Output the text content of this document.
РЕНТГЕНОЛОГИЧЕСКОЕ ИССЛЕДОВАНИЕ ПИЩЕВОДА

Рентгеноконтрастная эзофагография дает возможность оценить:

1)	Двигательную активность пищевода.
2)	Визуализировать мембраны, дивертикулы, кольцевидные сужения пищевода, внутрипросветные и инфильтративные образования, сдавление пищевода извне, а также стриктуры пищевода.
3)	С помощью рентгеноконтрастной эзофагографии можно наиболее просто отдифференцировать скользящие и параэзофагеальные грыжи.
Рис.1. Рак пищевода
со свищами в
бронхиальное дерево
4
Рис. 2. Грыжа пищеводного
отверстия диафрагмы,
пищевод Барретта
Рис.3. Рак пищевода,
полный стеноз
────
Problem details: Write out the data exactly as it stands.

Full output:
Output the text content of this document.
РЕНТГЕНОЛОГИЧЕСКОЕ ИССЛЕДОВАНИЕ ПИЩЕВОДА

Рентгеноконтрастная эзофагография дает возможность оценить:

1)	Двигательную активность пищевода.
2)	Визуализировать мембраны, дивертикулы, кольцевидные сужения пищевода, внутрипросветные и инфильтративные образования, сдавление пищевода извне, а также стриктуры пищевода.
3)	С помощью рентгеноконтрастной эзофагографии можно наиболее просто отдифференцировать скользящие и параэзофагеальные грыжи.
Рис.1. Рак пищевода
со свищами в
бронхиальное дерево
4
Рис. 2. Грыжа пищеводного
отверстия диафрагмы,
пищевод Барретта
Рис.3. Рак пищевода,
полный стеноз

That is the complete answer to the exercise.